§ **WHAT THE EXERCISE ASKS**
Repeat every line of the material, character for character.

[Records]
══════════

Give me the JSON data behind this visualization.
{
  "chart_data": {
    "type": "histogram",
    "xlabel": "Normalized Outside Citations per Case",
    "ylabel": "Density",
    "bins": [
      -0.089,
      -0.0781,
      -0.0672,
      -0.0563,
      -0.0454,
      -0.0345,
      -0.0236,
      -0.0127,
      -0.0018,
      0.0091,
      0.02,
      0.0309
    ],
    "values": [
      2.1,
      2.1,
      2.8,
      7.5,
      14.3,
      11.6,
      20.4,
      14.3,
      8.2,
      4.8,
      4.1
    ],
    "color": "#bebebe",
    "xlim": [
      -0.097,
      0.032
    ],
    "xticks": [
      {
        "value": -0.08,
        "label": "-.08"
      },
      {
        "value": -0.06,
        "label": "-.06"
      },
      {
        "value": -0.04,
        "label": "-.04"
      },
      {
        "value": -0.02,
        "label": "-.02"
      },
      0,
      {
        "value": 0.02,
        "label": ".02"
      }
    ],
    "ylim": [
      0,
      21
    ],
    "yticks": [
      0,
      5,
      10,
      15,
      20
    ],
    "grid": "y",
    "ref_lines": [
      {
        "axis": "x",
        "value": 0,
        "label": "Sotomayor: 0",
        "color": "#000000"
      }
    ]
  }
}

══════════

§ **EXPECTED ANSWER**
Give me the JSON data behind this visualization.
{
  "chart_data": {
    "type": "histogram",
    "xlabel": "Normalized Outside Citations per Case",
    "ylabel": "Density",
    "bins": [
      -0.089,
      -0.0781,
      -0.0672,
      -0.0563,
      -0.0454,
      -0.0345,
      -0.0236,
      -0.0127,
      -0.0018,
      0.0091,
      0.02,
      0.0309
    ],
    "values": [
      2.1,
      2.1,
      2.8,
      7.5,
      14.3,
      11.6,
      20.4,
      14.3,
      8.2,
      4.8,
      4.1
    ],
    "color": "#bebebe",
    "xlim": [
      -0.097,
      0.032
    ],
    "xticks": [
      {
        "value": -0.08,
        "label": "-.08"
      },
      {
        "value": -0.06,
        "label": "-.06"
      },
      {
        "value": -0.04,
        "label": "-.04"
      },
      {
        "value": -0.02,
        "label": "-.02"
      },
      0,
      {
        "value": 0.02,
        "label": ".02"
      }
    ],
    "ylim": [
      0,
      21
    ],
    "yticks": [
      0,
      5,
      10,
      15,
      20
    ],
    "grid": "y",
    "ref_lines": [
      {
        "axis": "x",
        "value": 0,
        "label": "Sotomayor: 0",
        "color": "#000000"
      }
    ]
  }
}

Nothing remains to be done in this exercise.